(Data excerpts)
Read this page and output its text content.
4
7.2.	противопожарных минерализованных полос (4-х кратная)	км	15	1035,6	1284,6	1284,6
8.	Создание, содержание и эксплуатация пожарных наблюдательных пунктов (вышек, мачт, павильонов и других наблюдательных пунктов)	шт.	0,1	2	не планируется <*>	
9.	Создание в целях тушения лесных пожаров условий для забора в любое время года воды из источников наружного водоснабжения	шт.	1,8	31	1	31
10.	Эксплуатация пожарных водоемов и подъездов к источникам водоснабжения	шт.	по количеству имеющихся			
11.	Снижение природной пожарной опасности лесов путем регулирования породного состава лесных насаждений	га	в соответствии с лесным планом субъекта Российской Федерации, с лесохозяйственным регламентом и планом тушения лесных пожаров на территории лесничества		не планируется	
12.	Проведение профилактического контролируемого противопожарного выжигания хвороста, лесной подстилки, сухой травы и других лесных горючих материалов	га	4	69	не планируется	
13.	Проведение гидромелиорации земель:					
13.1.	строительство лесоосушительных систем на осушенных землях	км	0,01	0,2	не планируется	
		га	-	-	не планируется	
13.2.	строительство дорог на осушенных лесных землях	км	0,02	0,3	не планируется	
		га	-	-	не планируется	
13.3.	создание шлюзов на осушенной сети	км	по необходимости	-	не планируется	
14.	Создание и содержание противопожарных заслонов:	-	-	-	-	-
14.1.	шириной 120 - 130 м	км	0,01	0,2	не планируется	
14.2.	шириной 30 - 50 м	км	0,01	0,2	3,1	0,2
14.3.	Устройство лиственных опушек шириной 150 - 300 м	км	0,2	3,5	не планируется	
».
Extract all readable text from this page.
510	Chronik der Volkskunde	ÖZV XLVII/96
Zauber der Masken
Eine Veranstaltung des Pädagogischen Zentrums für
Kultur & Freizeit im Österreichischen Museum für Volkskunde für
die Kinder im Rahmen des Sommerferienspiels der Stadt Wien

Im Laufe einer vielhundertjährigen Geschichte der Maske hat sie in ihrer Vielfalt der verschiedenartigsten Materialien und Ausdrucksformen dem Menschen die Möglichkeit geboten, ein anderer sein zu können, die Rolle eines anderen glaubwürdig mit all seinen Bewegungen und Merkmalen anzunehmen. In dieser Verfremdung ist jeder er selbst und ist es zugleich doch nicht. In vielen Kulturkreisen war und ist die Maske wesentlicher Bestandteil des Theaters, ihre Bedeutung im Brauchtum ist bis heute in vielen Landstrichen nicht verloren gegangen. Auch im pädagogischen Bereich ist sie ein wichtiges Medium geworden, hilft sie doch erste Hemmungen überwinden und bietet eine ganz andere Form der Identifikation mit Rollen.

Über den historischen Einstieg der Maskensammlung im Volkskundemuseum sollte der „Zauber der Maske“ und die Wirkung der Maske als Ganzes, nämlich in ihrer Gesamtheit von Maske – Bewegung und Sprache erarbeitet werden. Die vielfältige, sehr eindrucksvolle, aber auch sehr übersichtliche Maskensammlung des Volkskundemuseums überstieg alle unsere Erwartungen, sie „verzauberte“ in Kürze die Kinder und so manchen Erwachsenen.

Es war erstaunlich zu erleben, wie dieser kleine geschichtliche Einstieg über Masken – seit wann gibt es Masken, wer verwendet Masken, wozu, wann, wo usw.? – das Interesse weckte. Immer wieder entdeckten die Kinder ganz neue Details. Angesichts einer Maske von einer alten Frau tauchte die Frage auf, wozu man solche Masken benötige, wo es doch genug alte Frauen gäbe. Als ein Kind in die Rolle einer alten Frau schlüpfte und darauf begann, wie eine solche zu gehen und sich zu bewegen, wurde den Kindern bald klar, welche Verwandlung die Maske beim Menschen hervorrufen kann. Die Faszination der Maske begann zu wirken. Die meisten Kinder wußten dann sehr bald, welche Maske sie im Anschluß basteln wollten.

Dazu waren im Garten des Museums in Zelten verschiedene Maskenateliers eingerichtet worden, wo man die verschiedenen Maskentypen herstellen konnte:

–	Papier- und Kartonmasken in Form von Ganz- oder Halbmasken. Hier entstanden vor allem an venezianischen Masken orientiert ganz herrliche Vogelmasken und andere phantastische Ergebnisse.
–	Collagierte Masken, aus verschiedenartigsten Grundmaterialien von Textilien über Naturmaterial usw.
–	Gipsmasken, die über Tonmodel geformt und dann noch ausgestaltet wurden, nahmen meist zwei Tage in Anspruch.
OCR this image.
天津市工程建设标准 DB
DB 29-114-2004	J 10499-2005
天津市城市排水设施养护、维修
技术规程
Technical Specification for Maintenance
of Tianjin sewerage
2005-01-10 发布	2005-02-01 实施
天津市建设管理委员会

§ **Goal**: Identify every line above that includes the word "andere", and show those lines.

§ **Exercise solution**:
Im Laufe einer vielhundertjährigen Geschichte der Maske hat sie in ihrer Vielfalt der verschiedenartigsten Materialien und Ausdrucksformen dem Menschen die Möglichkeit geboten, ein anderer sein zu können, die Rolle eines anderen glaubwürdig mit all seinen Bewegungen und Merkmalen anzunehmen. In dieser Verfremdung ist jeder er selbst und ist es zugleich doch nicht. In vielen Kulturkreisen war und ist die Maske wesentlicher Bestandteil des Theaters, ihre Bedeutung im Brauchtum ist bis heute in vielen Landstrichen nicht verloren gegangen. Auch im pädagogischen Bereich ist sie ein wichtiges Medium geworden, hilft sie doch erste Hemmungen überwinden und bietet eine ganz andere Form der Identifikation mit Rollen.
–	Papier- und Kartonmasken in Form von Ganz- oder Halbmasken. Hier entstanden vor allem an venezianischen Masken orientiert ganz herrliche Vogelmasken und andere phantastische Ergebnisse.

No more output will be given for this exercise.